Stored data
***

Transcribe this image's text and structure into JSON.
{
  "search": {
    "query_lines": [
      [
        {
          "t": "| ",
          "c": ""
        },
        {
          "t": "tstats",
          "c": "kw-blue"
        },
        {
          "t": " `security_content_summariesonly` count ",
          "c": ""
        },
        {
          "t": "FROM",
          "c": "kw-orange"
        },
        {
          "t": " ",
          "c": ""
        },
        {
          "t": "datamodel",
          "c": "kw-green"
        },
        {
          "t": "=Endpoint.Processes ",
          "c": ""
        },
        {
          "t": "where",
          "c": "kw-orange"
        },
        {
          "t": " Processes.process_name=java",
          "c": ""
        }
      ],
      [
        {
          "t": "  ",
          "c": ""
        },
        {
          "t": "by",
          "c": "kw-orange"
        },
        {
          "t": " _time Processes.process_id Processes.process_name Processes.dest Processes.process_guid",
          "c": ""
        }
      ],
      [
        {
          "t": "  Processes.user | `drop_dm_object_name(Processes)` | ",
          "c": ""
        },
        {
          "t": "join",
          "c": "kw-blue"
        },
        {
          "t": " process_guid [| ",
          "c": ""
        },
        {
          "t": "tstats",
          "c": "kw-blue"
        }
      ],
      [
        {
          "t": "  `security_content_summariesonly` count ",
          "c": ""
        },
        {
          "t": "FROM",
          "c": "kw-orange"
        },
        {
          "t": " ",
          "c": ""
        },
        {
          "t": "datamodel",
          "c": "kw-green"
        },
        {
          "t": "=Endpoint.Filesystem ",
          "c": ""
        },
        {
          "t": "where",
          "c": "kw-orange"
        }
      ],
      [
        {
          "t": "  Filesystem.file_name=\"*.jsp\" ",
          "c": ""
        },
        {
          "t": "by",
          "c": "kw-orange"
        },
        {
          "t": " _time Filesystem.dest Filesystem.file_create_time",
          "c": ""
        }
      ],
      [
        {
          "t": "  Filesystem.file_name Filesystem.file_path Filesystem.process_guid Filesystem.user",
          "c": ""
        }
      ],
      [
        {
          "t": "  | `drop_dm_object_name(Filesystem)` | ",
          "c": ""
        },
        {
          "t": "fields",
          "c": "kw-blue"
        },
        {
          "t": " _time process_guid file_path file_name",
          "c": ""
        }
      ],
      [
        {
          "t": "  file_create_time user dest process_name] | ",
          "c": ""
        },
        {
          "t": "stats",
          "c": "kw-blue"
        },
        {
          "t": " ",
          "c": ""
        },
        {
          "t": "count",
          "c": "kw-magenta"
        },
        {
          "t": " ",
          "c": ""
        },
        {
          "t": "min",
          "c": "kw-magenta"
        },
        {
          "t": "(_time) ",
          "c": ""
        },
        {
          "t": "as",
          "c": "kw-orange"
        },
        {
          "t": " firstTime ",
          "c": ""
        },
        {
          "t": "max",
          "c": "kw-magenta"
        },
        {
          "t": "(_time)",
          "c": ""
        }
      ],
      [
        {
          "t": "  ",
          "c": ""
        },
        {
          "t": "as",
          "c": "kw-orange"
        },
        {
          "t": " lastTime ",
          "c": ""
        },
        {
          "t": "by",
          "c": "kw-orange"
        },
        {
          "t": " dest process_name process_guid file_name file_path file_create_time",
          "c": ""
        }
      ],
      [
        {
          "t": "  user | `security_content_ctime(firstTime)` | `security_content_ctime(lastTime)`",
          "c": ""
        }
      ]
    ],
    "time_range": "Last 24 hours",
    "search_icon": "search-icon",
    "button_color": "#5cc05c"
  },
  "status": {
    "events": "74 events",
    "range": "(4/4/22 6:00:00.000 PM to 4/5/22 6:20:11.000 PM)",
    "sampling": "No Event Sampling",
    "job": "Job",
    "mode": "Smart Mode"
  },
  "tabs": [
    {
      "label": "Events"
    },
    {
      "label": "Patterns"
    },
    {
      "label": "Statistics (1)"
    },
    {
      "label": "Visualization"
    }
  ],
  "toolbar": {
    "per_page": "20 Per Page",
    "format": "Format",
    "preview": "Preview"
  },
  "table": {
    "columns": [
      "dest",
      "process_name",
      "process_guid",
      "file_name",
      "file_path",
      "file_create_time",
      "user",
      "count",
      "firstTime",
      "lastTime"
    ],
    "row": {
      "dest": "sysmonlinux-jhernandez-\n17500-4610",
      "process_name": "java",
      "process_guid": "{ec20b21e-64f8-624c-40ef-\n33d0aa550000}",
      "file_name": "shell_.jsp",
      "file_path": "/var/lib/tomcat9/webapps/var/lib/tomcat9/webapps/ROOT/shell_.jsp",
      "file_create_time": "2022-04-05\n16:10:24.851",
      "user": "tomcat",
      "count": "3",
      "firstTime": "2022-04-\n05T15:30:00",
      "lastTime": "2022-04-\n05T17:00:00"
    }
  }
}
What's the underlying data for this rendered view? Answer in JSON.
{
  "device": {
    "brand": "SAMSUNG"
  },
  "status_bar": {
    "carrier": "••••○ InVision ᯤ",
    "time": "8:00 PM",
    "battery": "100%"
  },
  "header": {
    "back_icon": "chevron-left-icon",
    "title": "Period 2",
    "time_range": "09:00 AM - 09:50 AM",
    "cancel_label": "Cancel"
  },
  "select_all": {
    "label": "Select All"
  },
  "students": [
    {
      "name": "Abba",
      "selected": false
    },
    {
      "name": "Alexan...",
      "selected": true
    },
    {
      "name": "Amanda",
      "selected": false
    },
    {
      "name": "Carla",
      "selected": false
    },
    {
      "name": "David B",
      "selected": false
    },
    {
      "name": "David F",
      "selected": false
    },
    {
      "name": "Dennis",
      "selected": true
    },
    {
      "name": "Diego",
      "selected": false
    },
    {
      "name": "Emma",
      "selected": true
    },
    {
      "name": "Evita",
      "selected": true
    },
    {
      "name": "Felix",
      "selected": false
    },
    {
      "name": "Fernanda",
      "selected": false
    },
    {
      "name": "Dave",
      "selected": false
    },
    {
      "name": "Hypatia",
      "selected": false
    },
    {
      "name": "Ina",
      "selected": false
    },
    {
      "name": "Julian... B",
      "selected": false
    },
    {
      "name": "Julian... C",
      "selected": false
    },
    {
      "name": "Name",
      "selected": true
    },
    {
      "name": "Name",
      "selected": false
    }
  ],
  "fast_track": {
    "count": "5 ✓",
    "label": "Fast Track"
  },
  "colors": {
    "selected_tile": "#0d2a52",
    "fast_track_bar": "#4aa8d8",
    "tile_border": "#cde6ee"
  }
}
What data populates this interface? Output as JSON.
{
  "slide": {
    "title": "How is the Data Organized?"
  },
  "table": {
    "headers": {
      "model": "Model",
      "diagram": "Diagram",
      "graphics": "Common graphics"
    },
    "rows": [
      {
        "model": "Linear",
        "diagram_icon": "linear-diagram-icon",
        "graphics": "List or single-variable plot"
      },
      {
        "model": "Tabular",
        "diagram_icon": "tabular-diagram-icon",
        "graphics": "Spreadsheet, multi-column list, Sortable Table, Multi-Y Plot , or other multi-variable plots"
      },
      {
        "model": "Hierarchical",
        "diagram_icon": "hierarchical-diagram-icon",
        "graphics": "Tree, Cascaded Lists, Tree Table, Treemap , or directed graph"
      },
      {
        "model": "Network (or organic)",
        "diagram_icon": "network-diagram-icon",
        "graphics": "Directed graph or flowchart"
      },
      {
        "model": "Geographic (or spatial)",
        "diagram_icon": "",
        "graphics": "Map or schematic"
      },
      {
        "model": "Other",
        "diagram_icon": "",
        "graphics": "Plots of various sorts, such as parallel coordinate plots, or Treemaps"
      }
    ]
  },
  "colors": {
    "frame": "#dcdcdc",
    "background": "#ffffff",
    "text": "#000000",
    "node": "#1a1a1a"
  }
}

***

All the data must be duplicated exactly, with nothing added or removed.

**Finished answer:**
Transcribe this image's text and structure into JSON.
{
  "search": {
    "query_lines": [
      [
        {
          "t": "| ",
          "c": ""
        },
        {
          "t": "tstats",
          "c": "kw-blue"
        },
        {
          "t": " `security_content_summariesonly` count ",
          "c": ""
        },
        {
          "t": "FROM",
          "c": "kw-orange"
        },
        {
          "t": " ",
          "c": ""
        },
        {
          "t": "datamodel",
          "c": "kw-green"
        },
        {
          "t": "=Endpoint.Processes ",
          "c": ""
        },
        {
          "t": "where",
          "c": "kw-orange"
        },
        {
          "t": " Processes.process_name=java",
          "c": ""
        }
      ],
      [
        {
          "t": "  ",
          "c": ""
        },
        {
          "t": "by",
          "c": "kw-orange"
        },
        {
          "t": " _time Processes.process_id Processes.process_name Processes.dest Processes.process_guid",
          "c": ""
        }
      ],
      [
        {
          "t": "  Processes.user | `drop_dm_object_name(Processes)` | ",
          "c": ""
        },
        {
          "t": "join",
          "c": "kw-blue"
        },
        {
          "t": " process_guid [| ",
          "c": ""
        },
        {
          "t": "tstats",
          "c": "kw-blue"
        }
      ],
      [
        {
          "t": "  `security_content_summariesonly` count ",
          "c": ""
        },
        {
          "t": "FROM",
          "c": "kw-orange"
        },
        {
          "t": " ",
          "c": ""
        },
        {
          "t": "datamodel",
          "c": "kw-green"
        },
        {
          "t": "=Endpoint.Filesystem ",
          "c": ""
        },
        {
          "t": "where",
          "c": "kw-orange"
        }
      ],
      [
        {
          "t": "  Filesystem.file_name=\"*.jsp\" ",
          "c": ""
        },
        {
          "t": "by",
          "c": "kw-orange"
        },
        {
          "t": " _time Filesystem.dest Filesystem.file_create_time",
          "c": ""
        }
      ],
      [
        {
          "t": "  Filesystem.file_name Filesystem.file_path Filesystem.process_guid Filesystem.user",
          "c": ""
        }
      ],
      [
        {
          "t": "  | `drop_dm_object_name(Filesystem)` | ",
          "c": ""
        },
        {
          "t": "fields",
          "c": "kw-blue"
        },
        {
          "t": " _time process_guid file_path file_name",
          "c": ""
        }
      ],
      [
        {
          "t": "  file_create_time user dest process_name] | ",
          "c": ""
        },
        {
          "t": "stats",
          "c": "kw-blue"
        },
        {
          "t": " ",
          "c": ""
        },
        {
          "t": "count",
          "c": "kw-magenta"
        },
        {
          "t": " ",
          "c": ""
        },
        {
          "t": "min",
          "c": "kw-magenta"
        },
        {
          "t": "(_time) ",
          "c": ""
        },
        {
          "t": "as",
          "c": "kw-orange"
        },
        {
          "t": " firstTime ",
          "c": ""
        },
        {
          "t": "max",
          "c": "kw-magenta"
        },
        {
          "t": "(_time)",
          "c": ""
        }
      ],
      [
        {
          "t": "  ",
          "c": ""
        },
        {
          "t": "as",
          "c": "kw-orange"
        },
        {
          "t": " lastTime ",
          "c": ""
        },
        {
          "t": "by",
          "c": "kw-orange"
        },
        {
          "t": " dest process_name process_guid file_name file_path file_create_time",
          "c": ""
        }
      ],
      [
        {
          "t": "  user | `security_content_ctime(firstTime)` | `security_content_ctime(lastTime)`",
          "c": ""
        }
      ]
    ],
    "time_range": "Last 24 hours",
    "search_icon": "search-icon",
    "button_color": "#5cc05c"
  },
  "status": {
    "events": "74 events",
    "range": "(4/4/22 6:00:00.000 PM to 4/5/22 6:20:11.000 PM)",
    "sampling": "No Event Sampling",
    "job": "Job",
    "mode": "Smart Mode"
  },
  "tabs": [
    {
      "label": "Events"
    },
    {
      "label": "Patterns"
    },
    {
      "label": "Statistics (1)"
    },
    {
      "label": "Visualization"
    }
  ],
  "toolbar": {
    "per_page": "20 Per Page",
    "format": "Format",
    "preview": "Preview"
  },
  "table": {
    "columns": [
      "dest",
      "process_name",
      "process_guid",
      "file_name",
      "file_path",
      "file_create_time",
      "user",
      "count",
      "firstTime",
      "lastTime"
    ],
    "row": {
      "dest": "sysmonlinux-jhernandez-\n17500-4610",
      "process_name": "java",
      "process_guid": "{ec20b21e-64f8-624c-40ef-\n33d0aa550000}",
      "file_name": "shell_.jsp",
      "file_path": "/var/lib/tomcat9/webapps/var/lib/tomcat9/webapps/ROOT/shell_.jsp",
      "file_create_time": "2022-04-05\n16:10:24.851",
      "user": "tomcat",
      "count": "3",
      "firstTime": "2022-04-\n05T15:30:00",
      "lastTime": "2022-04-\n05T17:00:00"
    }
  }
}
What's the underlying data for this rendered view? Answer in JSON.
{
  "device": {
    "brand": "SAMSUNG"
  },
  "status_bar": {
    "carrier": "••••○ InVision ᯤ",
    "time": "8:00 PM",
    "battery": "100%"
  },
  "header": {
    "back_icon": "chevron-left-icon",
    "title": "Period 2",
    "time_range": "09:00 AM - 09:50 AM",
    "cancel_label": "Cancel"
  },
  "select_all": {
    "label": "Select All"
  },
  "students": [
    {
      "name": "Abba",
      "selected": false
    },
    {
      "name": "Alexan...",
      "selected": true
    },
    {
      "name": "Amanda",
      "selected": false
    },
    {
      "name": "Carla",
      "selected": false
    },
    {
      "name": "David B",
      "selected": false
    },
    {
      "name": "David F",
      "selected": false
    },
    {
      "name": "Dennis",
      "selected": true
    },
    {
      "name": "Diego",
      "selected": false
    },
    {
      "name": "Emma",
      "selected": true
    },
    {
      "name": "Evita",
      "selected": true
    },
    {
      "name": "Felix",
      "selected": false
    },
    {
      "name": "Fernanda",
      "selected": false
    },
    {
      "name": "Dave",
      "selected": false
    },
    {
      "name": "Hypatia",
      "selected": false
    },
    {
      "name": "Ina",
      "selected": false
    },
    {
      "name": "Julian... B",
      "selected": false
    },
    {
      "name": "Julian... C",
      "selected": false
    },
    {
      "name": "Name",
      "selected": true
    },
    {
      "name": "Name",
      "selected": false
    }
  ],
  "fast_track": {
    "count": "5 ✓",
    "label": "Fast Track"
  },
  "colors": {
    "selected_tile": "#0d2a52",
    "fast_track_bar": "#4aa8d8",
    "tile_border": "#cde6ee"
  }
}
What data populates this interface? Output as JSON.
{
  "slide": {
    "title": "How is the Data Organized?"
  },
  "table": {
    "headers": {
      "model": "Model",
      "diagram": "Diagram",
      "graphics": "Common graphics"
    },
    "rows": [
      {
        "model": "Linear",
        "diagram_icon": "linear-diagram-icon",
        "graphics": "List or single-variable plot"
      },
      {
        "model": "Tabular",
        "diagram_icon": "tabular-diagram-icon",
        "graphics": "Spreadsheet, multi-column list, Sortable Table, Multi-Y Plot , or other multi-variable plots"
      },
      {
        "model": "Hierarchical",
        "diagram_icon": "hierarchical-diagram-icon",
        "graphics": "Tree, Cascaded Lists, Tree Table, Treemap , or directed graph"
      },
      {
        "model": "Network (or organic)",
        "diagram_icon": "network-diagram-icon",
        "graphics": "Directed graph or flowchart"
      },
      {
        "model": "Geographic (or spatial)",
        "diagram_icon": "",
        "graphics": "Map or schematic"
      },
      {
        "model": "Other",
        "diagram_icon": "",
        "graphics": "Plots of various sorts, such as parallel coordinate plots, or Treemaps"
      }
    ]
  },
  "colors": {
    "frame": "#dcdcdc",
    "background": "#ffffff",
    "text": "#000000",
    "node": "#1a1a1a"
  }
}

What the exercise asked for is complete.